Aim:
Find out how many lines of the material contain the string "Google" and give only that figure.
____
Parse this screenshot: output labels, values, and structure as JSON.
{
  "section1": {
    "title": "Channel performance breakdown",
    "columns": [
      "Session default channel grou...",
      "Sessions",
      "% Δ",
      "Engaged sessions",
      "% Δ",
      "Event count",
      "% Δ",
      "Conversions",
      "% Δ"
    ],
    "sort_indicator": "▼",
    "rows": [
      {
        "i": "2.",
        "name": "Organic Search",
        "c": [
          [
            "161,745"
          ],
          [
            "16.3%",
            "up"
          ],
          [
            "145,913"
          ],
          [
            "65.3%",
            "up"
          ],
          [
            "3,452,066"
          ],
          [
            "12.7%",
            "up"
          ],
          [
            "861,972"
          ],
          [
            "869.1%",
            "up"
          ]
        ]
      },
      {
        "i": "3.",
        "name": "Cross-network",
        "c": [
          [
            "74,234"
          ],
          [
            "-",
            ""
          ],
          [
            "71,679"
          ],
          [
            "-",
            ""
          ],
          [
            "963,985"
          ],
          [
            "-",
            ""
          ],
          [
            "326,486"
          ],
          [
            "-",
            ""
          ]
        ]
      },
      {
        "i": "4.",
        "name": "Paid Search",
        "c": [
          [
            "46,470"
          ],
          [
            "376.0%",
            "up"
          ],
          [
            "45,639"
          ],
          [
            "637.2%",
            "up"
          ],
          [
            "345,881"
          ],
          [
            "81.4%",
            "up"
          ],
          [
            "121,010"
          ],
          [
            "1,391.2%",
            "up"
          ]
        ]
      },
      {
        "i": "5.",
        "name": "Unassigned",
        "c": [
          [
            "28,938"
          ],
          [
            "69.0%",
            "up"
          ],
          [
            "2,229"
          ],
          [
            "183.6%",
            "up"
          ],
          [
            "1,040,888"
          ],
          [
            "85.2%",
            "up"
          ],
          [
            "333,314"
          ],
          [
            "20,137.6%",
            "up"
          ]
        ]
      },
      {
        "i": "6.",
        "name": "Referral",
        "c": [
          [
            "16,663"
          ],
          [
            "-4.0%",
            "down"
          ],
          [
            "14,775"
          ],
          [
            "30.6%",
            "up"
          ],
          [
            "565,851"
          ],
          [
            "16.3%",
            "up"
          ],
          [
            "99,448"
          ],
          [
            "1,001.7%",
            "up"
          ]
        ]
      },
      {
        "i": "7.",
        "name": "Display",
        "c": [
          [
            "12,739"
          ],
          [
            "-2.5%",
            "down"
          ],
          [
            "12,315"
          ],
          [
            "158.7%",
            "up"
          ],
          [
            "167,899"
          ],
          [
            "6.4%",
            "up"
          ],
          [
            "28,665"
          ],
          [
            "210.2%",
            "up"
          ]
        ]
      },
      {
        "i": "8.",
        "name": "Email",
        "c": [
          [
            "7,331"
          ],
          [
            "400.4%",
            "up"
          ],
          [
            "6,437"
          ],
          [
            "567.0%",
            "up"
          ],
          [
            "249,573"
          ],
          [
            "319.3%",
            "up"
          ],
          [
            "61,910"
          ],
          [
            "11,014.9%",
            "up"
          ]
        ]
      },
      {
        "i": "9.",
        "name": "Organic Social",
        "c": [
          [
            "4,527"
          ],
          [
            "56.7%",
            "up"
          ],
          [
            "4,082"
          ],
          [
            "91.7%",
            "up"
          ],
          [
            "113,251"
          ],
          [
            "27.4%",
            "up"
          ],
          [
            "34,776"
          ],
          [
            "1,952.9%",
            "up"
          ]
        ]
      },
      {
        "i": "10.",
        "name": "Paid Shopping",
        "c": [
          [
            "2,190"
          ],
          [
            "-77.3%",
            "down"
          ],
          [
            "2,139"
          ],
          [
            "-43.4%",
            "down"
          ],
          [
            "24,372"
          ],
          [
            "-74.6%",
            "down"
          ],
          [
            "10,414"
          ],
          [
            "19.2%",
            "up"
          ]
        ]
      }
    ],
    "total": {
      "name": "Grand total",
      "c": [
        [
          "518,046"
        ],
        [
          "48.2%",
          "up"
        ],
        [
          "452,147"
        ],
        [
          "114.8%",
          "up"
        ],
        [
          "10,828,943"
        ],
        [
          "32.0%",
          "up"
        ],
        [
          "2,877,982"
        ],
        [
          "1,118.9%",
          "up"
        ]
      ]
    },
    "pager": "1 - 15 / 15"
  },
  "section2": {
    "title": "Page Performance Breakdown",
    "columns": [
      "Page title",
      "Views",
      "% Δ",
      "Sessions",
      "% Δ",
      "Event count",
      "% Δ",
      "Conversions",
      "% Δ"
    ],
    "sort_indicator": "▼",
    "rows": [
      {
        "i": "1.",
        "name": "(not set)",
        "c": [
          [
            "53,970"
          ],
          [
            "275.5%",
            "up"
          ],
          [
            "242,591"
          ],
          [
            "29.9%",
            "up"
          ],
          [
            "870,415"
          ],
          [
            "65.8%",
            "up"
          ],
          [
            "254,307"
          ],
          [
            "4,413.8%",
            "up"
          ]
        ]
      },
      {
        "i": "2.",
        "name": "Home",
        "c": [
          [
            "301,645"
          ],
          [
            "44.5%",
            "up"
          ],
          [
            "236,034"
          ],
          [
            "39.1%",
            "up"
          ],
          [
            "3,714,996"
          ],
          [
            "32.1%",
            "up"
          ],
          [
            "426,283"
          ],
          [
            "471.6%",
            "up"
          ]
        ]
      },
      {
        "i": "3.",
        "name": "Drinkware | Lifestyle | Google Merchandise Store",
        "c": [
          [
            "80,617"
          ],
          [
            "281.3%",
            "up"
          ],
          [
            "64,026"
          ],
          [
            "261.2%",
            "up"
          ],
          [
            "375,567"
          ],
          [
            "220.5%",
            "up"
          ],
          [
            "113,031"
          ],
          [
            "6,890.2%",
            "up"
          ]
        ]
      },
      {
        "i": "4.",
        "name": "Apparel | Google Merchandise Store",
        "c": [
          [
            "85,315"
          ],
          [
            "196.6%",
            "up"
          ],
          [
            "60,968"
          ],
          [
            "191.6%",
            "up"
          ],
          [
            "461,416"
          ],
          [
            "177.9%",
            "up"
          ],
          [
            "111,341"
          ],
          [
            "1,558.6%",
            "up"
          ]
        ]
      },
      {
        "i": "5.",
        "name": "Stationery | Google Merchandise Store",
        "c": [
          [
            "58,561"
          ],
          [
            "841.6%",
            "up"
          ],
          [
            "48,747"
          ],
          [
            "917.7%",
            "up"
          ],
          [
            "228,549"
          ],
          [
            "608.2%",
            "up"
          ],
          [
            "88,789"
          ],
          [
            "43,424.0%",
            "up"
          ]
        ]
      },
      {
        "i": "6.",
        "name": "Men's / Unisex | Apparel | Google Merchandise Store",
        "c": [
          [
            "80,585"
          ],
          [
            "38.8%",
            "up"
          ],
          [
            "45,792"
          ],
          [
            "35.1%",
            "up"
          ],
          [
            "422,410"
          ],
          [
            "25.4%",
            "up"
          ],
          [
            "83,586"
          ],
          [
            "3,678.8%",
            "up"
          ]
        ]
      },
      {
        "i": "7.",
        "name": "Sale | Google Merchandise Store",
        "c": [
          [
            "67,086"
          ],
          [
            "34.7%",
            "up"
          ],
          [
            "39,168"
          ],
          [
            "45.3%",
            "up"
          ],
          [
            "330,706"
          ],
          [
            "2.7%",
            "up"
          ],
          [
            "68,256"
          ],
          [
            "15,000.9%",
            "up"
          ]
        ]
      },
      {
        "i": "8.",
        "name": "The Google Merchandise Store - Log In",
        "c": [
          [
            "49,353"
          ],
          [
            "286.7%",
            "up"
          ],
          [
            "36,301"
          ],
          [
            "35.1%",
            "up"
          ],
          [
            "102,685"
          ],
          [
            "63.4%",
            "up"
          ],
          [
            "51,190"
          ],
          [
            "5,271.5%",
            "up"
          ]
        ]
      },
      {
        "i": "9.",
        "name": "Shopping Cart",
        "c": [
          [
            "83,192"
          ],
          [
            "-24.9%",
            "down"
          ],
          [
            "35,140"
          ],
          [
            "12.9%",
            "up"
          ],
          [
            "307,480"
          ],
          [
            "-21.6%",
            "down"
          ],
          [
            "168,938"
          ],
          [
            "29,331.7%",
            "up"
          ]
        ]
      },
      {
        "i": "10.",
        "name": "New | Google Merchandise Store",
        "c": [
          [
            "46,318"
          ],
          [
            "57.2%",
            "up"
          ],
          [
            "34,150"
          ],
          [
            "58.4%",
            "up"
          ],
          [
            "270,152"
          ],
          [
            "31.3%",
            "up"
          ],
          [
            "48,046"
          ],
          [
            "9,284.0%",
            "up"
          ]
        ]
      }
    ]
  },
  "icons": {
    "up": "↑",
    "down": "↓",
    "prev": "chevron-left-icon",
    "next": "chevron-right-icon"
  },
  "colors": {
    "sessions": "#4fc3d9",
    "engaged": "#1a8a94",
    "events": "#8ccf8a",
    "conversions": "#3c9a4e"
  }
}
____
Answer for the task:
7